───── DATA SUPPLIED

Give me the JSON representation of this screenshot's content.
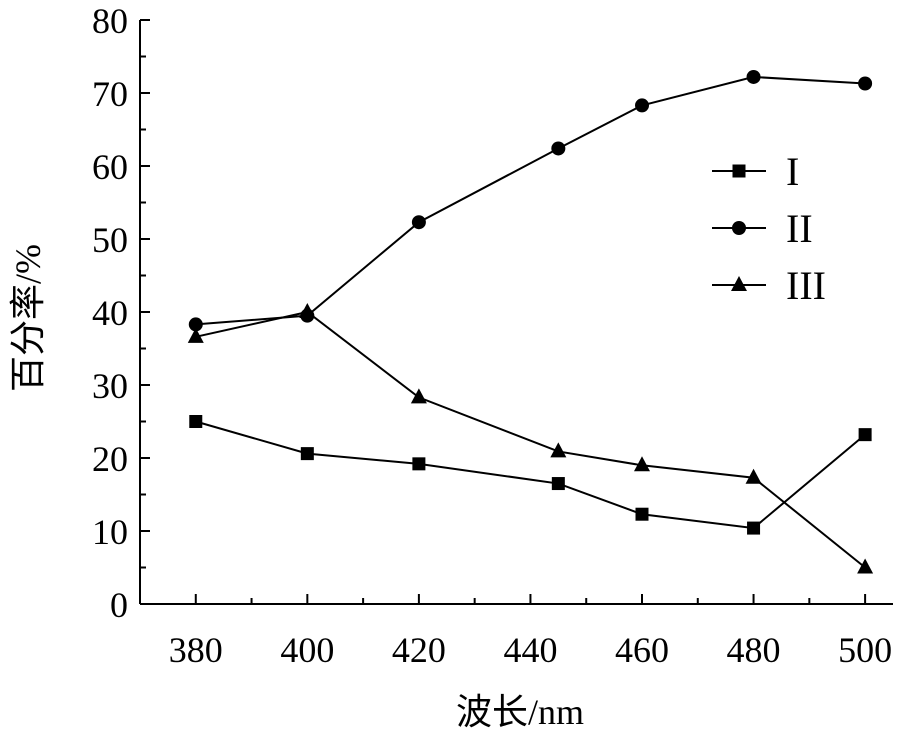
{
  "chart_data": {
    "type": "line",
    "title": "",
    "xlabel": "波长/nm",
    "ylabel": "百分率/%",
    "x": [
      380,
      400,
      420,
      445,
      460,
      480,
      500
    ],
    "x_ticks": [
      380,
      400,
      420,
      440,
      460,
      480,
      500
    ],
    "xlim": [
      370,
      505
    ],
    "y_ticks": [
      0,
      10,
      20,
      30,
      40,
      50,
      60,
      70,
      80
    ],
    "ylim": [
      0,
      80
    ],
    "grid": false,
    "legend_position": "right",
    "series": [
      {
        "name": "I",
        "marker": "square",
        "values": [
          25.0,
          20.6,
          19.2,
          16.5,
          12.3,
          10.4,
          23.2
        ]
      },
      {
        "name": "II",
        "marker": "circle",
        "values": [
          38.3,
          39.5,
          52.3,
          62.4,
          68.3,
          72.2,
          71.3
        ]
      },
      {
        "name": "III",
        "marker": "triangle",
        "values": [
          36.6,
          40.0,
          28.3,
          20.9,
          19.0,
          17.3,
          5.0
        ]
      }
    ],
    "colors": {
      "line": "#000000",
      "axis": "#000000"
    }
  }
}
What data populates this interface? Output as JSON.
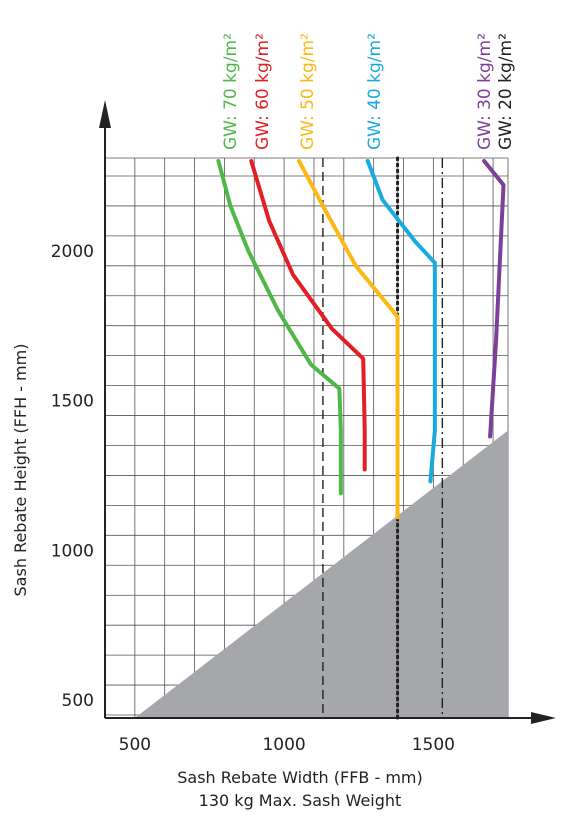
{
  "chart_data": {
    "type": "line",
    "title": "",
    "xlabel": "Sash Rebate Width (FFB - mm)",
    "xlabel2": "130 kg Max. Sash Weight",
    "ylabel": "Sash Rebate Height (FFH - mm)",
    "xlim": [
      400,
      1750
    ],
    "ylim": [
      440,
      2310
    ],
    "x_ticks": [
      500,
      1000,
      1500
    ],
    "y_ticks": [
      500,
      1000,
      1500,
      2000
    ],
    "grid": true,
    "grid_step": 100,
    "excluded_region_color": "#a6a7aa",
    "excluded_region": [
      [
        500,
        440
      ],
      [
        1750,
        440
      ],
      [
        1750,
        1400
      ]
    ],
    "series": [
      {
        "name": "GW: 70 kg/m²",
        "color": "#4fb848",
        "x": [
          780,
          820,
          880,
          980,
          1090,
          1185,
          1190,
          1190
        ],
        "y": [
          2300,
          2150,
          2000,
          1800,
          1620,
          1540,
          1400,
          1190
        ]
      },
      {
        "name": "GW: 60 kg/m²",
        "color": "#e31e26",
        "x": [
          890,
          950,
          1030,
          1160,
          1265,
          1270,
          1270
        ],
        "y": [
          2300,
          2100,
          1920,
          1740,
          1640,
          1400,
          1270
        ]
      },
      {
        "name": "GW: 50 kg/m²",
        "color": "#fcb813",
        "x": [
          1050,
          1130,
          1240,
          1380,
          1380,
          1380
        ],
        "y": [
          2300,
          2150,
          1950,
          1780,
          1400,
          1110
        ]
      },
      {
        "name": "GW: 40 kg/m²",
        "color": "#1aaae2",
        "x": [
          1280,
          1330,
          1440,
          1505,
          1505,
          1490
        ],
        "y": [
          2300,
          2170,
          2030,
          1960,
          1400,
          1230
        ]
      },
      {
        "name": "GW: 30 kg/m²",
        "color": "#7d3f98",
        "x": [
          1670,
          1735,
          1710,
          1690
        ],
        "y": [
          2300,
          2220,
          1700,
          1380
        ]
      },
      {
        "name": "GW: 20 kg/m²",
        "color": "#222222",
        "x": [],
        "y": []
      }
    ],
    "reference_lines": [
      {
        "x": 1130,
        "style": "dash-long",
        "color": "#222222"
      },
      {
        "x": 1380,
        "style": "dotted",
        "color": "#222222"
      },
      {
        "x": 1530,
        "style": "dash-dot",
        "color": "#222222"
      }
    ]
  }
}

──────────

Print every entry above again without changing a word, and omit the pictures.

Give me the JSON representation of this screenshot's content.
{
  "chart_data": {
    "type": "line",
    "title": "",
    "xlabel": "波长/nm",
    "ylabel": "百分率/%",
    "x": [
      380,
      400,
      420,
      445,
      460,
      480,
      500
    ],
    "x_ticks": [
      380,
      400,
      420,
      440,
      460,
      480,
      500
    ],
    "xlim": [
      370,
      505
    ],
    "y_ticks": [
      0,
      10,
      20,
      30,
      40,
      50,
      60,
      70,
      80
    ],
    "ylim": [
      0,
      80
    ],
    "grid": false,
    "legend_position": "right",
    "series": [
      {
        "name": "I",
        "marker": "square",
        "values": [
          25.0,
          20.6,
          19.2,
          16.5,
          12.3,
          10.4,
          23.2
        ]
      },
      {
        "name": "II",
        "marker": "circle",
        "values": [
          38.3,
          39.5,
          52.3,
          62.4,
          68.3,
          72.2,
          71.3
        ]
      },
      {
        "name": "III",
        "marker": "triangle",
        "values": [
          36.6,
          40.0,
          28.3,
          20.9,
          19.0,
          17.3,
          5.0
        ]
      }
    ],
    "colors": {
      "line": "#000000",
      "axis": "#000000"
    }
  }
}
What data populates this interface? Output as JSON.
{
  "chart_data": {
    "type": "line",
    "title": "",
    "xlabel": "Sash Rebate Width (FFB - mm)",
    "xlabel2": "130 kg Max. Sash Weight",
    "ylabel": "Sash Rebate Height (FFH - mm)",
    "xlim": [
      400,
      1750
    ],
    "ylim": [
      440,
      2310
    ],
    "x_ticks": [
      500,
      1000,
      1500
    ],
    "y_ticks": [
      500,
      1000,
      1500,
      2000
    ],
    "grid": true,
    "grid_step": 100,
    "excluded_region_color": "#a6a7aa",
    "excluded_region": [
      [
        500,
        440
      ],
      [
        1750,
        440
      ],
      [
        1750,
        1400
      ]
    ],
    "series": [
      {
        "name": "GW: 70 kg/m²",
        "color": "#4fb848",
        "x": [
          780,
          820,
          880,
          980,
          1090,
          1185,
          1190,
          1190
        ],
        "y": [
          2300,
          2150,
          2000,
          1800,
          1620,
          1540,
          1400,
          1190
        ]
      },
      {
        "name": "GW: 60 kg/m²",
        "color": "#e31e26",
        "x": [
          890,
          950,
          1030,
          1160,
          1265,
          1270,
          1270
        ],
        "y": [
          2300,
          2100,
          1920,
          1740,
          1640,
          1400,
          1270
        ]
      },
      {
        "name": "GW: 50 kg/m²",
        "color": "#fcb813",
        "x": [
          1050,
          1130,
          1240,
          1380,
          1380,
          1380
        ],
        "y": [
          2300,
          2150,
          1950,
          1780,
          1400,
          1110
        ]
      },
      {
        "name": "GW: 40 kg/m²",
        "color": "#1aaae2",
        "x": [
          1280,
          1330,
          1440,
          1505,
          1505,
          1490
        ],
        "y": [
          2300,
          2170,
          2030,
          1960,
          1400,
          1230
        ]
      },
      {
        "name": "GW: 30 kg/m²",
        "color": "#7d3f98",
        "x": [
          1670,
          1735,
          1710,
          1690
        ],
        "y": [
          2300,
          2220,
          1700,
          1380
        ]
      },
      {
        "name": "GW: 20 kg/m²",
        "color": "#222222",
        "x": [],
        "y": []
      }
    ],
    "reference_lines": [
      {
        "x": 1130,
        "style": "dash-long",
        "color": "#222222"
      },
      {
        "x": 1380,
        "style": "dotted",
        "color": "#222222"
      },
      {
        "x": 1530,
        "style": "dash-dot",
        "color": "#222222"
      }
    ]
  }
}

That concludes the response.